◆ **WHAT TO PRODUCE**
Which lines hold the word "title"? Copy each of them.
• • •
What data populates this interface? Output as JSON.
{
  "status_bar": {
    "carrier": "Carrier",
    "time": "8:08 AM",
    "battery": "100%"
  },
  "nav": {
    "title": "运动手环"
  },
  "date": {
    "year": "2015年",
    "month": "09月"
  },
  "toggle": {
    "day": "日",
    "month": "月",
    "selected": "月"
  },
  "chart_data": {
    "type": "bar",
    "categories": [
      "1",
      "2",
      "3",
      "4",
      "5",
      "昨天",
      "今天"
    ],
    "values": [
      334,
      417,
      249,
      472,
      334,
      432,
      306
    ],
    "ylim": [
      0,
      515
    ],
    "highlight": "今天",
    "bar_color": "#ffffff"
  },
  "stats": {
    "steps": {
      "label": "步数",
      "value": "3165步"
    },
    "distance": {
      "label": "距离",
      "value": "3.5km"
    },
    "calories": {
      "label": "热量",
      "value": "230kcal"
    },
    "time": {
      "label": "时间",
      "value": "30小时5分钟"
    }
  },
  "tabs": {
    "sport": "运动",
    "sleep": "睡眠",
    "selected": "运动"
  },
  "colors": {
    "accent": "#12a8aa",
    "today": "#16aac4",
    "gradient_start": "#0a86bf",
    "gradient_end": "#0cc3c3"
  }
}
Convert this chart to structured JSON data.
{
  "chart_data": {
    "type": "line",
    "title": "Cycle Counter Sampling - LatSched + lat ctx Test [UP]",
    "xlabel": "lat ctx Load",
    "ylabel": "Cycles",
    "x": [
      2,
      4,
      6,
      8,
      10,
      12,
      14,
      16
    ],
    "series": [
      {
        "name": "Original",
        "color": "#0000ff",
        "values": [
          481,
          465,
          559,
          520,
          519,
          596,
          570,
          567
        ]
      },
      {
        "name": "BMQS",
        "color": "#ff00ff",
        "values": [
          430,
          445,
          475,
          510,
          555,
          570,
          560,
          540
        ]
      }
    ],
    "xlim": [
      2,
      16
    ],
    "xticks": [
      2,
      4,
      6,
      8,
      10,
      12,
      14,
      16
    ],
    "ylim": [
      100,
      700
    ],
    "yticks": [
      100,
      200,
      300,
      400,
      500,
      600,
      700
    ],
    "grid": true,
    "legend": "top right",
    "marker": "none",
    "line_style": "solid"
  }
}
• • •
◆ **REPLY**
    "title": "运动手环"
    "title": "Cycle Counter Sampling - LatSched + lat ctx Test [UP]",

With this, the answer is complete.